[Exercise directions]: Only lines holding the string "vitae" are wanted; copy each one from the material.
☆ ☆ ☆ ☆
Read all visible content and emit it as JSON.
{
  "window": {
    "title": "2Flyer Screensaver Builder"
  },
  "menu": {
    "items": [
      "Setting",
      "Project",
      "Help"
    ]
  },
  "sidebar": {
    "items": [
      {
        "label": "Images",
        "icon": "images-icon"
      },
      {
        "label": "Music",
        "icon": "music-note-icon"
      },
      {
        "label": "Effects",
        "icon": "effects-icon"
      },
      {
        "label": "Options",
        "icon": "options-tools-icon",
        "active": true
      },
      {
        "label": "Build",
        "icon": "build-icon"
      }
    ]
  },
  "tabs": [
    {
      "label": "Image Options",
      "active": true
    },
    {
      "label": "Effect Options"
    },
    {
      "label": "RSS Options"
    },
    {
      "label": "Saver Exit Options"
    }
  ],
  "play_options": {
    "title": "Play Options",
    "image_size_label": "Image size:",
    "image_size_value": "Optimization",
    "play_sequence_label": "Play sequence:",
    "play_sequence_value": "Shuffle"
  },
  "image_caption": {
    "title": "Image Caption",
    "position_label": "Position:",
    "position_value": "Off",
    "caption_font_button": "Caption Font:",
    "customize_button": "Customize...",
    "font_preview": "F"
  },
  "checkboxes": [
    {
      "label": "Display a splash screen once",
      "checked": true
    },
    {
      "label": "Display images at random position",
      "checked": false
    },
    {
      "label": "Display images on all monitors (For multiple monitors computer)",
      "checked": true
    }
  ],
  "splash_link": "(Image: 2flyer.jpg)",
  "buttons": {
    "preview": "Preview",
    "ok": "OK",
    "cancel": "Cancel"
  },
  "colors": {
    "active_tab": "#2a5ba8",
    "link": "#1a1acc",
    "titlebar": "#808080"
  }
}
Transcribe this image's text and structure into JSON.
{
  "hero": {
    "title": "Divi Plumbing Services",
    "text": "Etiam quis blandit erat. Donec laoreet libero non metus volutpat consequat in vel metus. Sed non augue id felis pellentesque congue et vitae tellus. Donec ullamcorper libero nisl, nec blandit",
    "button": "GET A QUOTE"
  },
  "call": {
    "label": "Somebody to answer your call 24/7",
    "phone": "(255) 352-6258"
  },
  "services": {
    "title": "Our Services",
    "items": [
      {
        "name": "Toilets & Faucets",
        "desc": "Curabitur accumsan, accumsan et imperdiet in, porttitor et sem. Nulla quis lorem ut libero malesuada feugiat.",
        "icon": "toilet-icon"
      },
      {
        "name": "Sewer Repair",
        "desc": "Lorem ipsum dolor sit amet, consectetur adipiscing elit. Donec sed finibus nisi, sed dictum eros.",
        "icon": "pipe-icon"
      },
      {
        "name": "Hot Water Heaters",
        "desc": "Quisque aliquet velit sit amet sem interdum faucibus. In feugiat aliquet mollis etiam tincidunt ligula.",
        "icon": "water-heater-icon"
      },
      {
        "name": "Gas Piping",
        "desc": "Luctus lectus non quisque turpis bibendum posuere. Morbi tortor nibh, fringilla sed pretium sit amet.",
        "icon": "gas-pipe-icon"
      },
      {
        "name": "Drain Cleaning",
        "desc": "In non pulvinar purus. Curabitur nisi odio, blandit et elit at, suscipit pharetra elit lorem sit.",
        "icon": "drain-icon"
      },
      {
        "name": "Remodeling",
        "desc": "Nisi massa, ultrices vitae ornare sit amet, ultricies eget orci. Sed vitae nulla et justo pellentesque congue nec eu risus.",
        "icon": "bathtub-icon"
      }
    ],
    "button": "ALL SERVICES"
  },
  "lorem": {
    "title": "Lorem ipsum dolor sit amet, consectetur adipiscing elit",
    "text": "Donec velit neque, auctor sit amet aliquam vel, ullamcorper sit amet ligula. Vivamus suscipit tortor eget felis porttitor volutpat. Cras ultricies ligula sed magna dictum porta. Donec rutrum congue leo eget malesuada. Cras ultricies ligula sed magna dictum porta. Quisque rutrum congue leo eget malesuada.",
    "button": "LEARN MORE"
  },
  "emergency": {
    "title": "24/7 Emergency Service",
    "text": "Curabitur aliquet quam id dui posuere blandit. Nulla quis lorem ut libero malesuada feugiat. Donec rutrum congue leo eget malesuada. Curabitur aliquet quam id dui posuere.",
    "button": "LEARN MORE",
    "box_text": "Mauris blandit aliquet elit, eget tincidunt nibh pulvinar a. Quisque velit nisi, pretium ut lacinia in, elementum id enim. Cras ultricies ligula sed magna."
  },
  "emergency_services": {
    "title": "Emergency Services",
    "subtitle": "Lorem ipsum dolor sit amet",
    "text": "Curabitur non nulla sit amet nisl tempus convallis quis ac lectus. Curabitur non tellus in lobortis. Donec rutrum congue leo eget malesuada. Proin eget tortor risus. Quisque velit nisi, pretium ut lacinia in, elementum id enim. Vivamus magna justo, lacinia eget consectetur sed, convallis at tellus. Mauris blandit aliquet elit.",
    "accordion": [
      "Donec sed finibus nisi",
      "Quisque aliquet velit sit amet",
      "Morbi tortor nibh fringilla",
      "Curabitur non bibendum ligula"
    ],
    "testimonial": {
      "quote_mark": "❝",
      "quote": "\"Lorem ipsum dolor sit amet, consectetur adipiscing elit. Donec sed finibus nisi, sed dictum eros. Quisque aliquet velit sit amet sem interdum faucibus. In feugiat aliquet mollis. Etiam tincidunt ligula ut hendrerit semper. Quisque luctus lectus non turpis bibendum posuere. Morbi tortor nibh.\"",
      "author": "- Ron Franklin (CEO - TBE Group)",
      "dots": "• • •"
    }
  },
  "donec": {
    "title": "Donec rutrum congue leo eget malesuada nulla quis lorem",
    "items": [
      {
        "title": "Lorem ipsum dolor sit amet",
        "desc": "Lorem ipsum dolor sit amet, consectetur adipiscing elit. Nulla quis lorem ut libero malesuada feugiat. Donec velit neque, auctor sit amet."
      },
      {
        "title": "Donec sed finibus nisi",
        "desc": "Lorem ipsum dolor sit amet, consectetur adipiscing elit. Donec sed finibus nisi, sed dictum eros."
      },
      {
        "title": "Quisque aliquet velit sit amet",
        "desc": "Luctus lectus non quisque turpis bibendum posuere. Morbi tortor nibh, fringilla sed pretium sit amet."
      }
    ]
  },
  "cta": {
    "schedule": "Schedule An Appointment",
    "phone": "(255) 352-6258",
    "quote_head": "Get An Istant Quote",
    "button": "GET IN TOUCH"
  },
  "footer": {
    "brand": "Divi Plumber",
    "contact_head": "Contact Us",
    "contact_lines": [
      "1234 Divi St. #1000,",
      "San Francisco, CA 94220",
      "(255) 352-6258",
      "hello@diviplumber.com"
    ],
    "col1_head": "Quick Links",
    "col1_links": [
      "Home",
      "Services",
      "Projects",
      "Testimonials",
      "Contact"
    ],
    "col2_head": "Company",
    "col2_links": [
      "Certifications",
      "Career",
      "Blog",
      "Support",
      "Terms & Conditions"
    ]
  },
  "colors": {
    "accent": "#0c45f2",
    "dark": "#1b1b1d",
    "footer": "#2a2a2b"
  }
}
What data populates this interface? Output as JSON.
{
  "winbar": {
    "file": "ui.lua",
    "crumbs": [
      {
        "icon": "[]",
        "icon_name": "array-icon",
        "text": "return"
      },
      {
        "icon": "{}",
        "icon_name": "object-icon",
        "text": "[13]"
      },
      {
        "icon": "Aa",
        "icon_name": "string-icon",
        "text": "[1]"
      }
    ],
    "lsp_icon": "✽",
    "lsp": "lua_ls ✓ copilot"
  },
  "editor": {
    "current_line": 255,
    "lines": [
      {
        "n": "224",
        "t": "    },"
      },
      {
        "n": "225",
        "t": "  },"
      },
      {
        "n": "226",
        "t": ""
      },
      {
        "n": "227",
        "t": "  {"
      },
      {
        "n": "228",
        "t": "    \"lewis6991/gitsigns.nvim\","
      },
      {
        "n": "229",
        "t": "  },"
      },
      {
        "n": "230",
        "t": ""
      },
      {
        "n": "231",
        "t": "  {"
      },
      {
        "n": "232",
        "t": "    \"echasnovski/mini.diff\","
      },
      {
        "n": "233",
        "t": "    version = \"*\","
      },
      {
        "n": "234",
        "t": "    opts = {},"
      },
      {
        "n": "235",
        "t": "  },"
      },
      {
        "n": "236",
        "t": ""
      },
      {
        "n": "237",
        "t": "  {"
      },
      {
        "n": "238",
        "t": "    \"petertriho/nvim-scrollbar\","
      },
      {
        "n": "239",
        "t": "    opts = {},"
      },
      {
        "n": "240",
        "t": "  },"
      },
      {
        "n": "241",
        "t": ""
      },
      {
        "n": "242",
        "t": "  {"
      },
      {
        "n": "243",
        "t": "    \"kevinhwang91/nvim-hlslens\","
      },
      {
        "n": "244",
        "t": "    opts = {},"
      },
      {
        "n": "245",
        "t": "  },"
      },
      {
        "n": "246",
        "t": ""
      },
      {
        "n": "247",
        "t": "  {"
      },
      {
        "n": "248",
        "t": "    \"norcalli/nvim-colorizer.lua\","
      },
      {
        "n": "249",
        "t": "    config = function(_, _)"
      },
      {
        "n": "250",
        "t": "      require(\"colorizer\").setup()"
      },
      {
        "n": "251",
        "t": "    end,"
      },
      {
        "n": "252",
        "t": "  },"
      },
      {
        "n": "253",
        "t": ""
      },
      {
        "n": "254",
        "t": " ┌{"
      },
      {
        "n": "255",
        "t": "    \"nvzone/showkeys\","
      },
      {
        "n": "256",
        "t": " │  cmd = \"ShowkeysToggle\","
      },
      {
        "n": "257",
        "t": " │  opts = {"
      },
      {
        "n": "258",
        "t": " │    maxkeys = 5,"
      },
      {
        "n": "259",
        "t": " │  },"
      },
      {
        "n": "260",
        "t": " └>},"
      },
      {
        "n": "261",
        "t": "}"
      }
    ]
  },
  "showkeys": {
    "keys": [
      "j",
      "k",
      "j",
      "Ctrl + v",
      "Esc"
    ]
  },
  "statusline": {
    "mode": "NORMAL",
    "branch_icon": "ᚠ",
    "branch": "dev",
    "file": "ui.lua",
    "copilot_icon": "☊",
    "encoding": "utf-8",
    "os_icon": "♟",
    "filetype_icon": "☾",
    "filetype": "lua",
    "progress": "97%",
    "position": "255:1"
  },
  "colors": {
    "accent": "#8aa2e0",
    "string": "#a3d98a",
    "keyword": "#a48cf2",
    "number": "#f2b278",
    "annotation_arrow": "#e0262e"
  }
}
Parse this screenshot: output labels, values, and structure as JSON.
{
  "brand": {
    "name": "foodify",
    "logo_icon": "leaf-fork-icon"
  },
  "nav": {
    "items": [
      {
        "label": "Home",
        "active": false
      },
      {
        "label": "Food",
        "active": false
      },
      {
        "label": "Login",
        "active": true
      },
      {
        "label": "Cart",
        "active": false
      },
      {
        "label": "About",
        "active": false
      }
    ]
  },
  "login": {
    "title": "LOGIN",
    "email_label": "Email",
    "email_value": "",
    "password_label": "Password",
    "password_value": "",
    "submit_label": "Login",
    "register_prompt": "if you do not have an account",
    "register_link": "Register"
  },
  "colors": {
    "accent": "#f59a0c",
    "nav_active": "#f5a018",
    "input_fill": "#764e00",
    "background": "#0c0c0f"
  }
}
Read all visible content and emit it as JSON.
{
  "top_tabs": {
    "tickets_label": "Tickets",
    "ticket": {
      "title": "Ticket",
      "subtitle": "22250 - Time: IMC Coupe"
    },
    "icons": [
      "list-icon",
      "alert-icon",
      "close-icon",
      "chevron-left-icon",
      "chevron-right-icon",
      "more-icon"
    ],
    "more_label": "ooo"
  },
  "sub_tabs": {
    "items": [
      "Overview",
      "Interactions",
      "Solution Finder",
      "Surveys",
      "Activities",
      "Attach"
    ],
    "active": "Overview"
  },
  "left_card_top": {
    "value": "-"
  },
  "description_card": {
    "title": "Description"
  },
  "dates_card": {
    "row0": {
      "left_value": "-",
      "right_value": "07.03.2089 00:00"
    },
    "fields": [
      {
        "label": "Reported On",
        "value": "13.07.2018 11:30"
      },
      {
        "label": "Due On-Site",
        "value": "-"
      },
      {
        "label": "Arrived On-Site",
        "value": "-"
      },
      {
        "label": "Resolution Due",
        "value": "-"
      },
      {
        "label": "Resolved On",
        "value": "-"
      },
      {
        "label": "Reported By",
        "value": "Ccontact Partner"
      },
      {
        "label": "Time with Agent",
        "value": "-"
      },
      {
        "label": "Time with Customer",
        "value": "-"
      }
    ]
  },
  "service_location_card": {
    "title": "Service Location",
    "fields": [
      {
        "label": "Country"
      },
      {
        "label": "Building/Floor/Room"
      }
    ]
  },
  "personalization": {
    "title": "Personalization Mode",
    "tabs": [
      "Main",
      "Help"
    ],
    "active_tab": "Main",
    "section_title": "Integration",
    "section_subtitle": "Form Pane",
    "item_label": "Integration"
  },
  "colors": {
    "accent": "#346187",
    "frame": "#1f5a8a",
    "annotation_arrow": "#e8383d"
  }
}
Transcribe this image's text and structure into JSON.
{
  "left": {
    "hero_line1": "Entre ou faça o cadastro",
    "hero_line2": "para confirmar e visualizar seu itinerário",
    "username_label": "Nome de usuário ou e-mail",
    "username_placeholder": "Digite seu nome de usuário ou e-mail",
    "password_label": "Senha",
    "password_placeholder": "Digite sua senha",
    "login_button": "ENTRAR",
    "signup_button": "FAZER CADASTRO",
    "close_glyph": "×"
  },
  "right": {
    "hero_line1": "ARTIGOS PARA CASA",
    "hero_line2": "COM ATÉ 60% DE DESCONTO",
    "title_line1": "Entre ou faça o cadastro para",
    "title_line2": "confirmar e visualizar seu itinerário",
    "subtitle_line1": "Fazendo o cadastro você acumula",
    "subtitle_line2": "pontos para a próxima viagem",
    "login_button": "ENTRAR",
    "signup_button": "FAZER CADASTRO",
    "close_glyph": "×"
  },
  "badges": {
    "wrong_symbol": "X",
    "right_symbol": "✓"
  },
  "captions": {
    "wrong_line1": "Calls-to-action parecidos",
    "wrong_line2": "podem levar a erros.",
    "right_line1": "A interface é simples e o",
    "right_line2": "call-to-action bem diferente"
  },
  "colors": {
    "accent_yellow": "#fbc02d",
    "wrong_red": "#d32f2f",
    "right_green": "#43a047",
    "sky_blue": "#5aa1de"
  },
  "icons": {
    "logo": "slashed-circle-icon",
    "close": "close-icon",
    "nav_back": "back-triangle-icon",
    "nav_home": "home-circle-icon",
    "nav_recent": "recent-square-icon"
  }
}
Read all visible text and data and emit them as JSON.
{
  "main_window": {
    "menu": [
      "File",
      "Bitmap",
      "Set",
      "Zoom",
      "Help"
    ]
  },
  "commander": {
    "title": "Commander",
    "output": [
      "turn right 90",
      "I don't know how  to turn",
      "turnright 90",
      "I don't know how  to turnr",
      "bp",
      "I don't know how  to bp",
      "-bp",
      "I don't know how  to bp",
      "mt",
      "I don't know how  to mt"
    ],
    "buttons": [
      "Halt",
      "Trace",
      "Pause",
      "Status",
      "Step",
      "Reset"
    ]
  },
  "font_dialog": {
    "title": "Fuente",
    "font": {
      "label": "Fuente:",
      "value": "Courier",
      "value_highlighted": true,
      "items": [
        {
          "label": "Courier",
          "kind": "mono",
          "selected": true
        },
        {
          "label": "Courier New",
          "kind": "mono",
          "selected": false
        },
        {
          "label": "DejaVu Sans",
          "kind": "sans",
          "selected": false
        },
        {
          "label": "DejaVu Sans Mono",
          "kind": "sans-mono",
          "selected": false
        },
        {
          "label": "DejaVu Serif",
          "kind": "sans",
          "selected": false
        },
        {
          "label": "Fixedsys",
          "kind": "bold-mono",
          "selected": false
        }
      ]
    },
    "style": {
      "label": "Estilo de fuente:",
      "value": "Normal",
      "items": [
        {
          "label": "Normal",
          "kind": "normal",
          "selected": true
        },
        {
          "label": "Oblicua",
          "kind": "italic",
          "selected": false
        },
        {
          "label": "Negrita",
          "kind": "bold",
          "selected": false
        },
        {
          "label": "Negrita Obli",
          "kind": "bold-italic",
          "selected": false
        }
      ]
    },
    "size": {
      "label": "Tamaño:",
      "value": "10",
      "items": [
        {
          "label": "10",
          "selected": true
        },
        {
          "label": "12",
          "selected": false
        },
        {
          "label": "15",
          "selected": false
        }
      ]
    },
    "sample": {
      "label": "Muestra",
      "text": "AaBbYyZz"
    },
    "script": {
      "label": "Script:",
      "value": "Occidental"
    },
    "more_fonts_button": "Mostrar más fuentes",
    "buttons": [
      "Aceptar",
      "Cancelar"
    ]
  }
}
☆ ☆ ☆ ☆
[Written answer]:
    "text": "Etiam quis blandit erat. Donec laoreet libero non metus volutpat consequat in vel metus. Sed non augue id felis pellentesque congue et vitae tellus. Donec ullamcorper libero nisl, nec blandit",
        "desc": "Nisi massa, ultrices vitae ornare sit amet, ultricies eget orci. Sed vitae nulla et justo pellentesque congue nec eu risus.",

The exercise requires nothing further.